Your task is to write out the complete listing exactly as it is shown.

====== DATA SHOWN

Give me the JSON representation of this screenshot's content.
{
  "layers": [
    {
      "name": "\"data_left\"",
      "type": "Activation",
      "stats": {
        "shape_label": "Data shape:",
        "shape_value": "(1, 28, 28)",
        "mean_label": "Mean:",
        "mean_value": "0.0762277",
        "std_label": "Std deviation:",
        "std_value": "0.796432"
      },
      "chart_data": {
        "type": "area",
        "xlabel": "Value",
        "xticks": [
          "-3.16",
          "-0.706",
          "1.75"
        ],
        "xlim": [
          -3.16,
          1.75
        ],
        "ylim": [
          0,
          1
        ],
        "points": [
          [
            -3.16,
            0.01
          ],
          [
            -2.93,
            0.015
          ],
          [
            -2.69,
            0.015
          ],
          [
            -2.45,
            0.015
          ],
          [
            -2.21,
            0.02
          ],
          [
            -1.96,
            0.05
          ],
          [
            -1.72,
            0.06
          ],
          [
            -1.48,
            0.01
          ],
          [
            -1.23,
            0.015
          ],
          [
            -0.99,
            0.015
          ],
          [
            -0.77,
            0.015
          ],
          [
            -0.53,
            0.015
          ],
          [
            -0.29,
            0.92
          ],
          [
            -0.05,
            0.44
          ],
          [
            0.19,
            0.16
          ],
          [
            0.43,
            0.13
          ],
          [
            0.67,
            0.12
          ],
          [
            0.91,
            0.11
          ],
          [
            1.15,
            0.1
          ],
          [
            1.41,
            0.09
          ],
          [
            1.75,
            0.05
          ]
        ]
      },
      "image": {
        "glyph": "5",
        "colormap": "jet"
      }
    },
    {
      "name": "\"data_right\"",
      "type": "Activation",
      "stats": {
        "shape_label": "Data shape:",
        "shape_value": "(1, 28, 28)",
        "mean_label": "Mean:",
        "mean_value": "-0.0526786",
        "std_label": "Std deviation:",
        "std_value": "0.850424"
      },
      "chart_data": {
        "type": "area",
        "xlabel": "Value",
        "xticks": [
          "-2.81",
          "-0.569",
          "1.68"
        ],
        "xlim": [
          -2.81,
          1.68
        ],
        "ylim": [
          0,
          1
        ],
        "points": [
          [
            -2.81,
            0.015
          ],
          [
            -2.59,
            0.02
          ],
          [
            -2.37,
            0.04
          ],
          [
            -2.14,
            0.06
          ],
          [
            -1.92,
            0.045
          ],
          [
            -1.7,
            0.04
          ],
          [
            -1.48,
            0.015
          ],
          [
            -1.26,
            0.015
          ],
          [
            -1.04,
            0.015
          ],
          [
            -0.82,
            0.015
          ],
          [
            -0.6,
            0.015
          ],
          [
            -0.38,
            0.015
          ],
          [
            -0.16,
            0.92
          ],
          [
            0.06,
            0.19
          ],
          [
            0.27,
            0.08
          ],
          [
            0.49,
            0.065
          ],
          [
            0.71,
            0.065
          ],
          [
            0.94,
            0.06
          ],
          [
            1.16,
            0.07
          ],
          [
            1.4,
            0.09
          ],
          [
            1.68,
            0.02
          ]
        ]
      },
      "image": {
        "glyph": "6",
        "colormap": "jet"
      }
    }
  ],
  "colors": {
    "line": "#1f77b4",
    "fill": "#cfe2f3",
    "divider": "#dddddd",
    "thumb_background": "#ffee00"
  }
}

============

_RESPONSE BELOW_.
Give me the JSON representation of this screenshot's content.
{
  "layers": [
    {
      "name": "\"data_left\"",
      "type": "Activation",
      "stats": {
        "shape_label": "Data shape:",
        "shape_value": "(1, 28, 28)",
        "mean_label": "Mean:",
        "mean_value": "0.0762277",
        "std_label": "Std deviation:",
        "std_value": "0.796432"
      },
      "chart_data": {
        "type": "area",
        "xlabel": "Value",
        "xticks": [
          "-3.16",
          "-0.706",
          "1.75"
        ],
        "xlim": [
          -3.16,
          1.75
        ],
        "ylim": [
          0,
          1
        ],
        "points": [
          [
            -3.16,
            0.01
          ],
          [
            -2.93,
            0.015
          ],
          [
            -2.69,
            0.015
          ],
          [
            -2.45,
            0.015
          ],
          [
            -2.21,
            0.02
          ],
          [
            -1.96,
            0.05
          ],
          [
            -1.72,
            0.06
          ],
          [
            -1.48,
            0.01
          ],
          [
            -1.23,
            0.015
          ],
          [
            -0.99,
            0.015
          ],
          [
            -0.77,
            0.015
          ],
          [
            -0.53,
            0.015
          ],
          [
            -0.29,
            0.92
          ],
          [
            -0.05,
            0.44
          ],
          [
            0.19,
            0.16
          ],
          [
            0.43,
            0.13
          ],
          [
            0.67,
            0.12
          ],
          [
            0.91,
            0.11
          ],
          [
            1.15,
            0.1
          ],
          [
            1.41,
            0.09
          ],
          [
            1.75,
            0.05
          ]
        ]
      },
      "image": {
        "glyph": "5",
        "colormap": "jet"
      }
    },
    {
      "name": "\"data_right\"",
      "type": "Activation",
      "stats": {
        "shape_label": "Data shape:",
        "shape_value": "(1, 28, 28)",
        "mean_label": "Mean:",
        "mean_value": "-0.0526786",
        "std_label": "Std deviation:",
        "std_value": "0.850424"
      },
      "chart_data": {
        "type": "area",
        "xlabel": "Value",
        "xticks": [
          "-2.81",
          "-0.569",
          "1.68"
        ],
        "xlim": [
          -2.81,
          1.68
        ],
        "ylim": [
          0,
          1
        ],
        "points": [
          [
            -2.81,
            0.015
          ],
          [
            -2.59,
            0.02
          ],
          [
            -2.37,
            0.04
          ],
          [
            -2.14,
            0.06
          ],
          [
            -1.92,
            0.045
          ],
          [
            -1.7,
            0.04
          ],
          [
            -1.48,
            0.015
          ],
          [
            -1.26,
            0.015
          ],
          [
            -1.04,
            0.015
          ],
          [
            -0.82,
            0.015
          ],
          [
            -0.6,
            0.015
          ],
          [
            -0.38,
            0.015
          ],
          [
            -0.16,
            0.92
          ],
          [
            0.06,
            0.19
          ],
          [
            0.27,
            0.08
          ],
          [
            0.49,
            0.065
          ],
          [
            0.71,
            0.065
          ],
          [
            0.94,
            0.06
          ],
          [
            1.16,
            0.07
          ],
          [
            1.4,
            0.09
          ],
          [
            1.68,
            0.02
          ]
        ]
      },
      "image": {
        "glyph": "6",
        "colormap": "jet"
      }
    }
  ],
  "colors": {
    "line": "#1f77b4",
    "fill": "#cfe2f3",
    "divider": "#dddddd",
    "thumb_background": "#ffee00"
  }
}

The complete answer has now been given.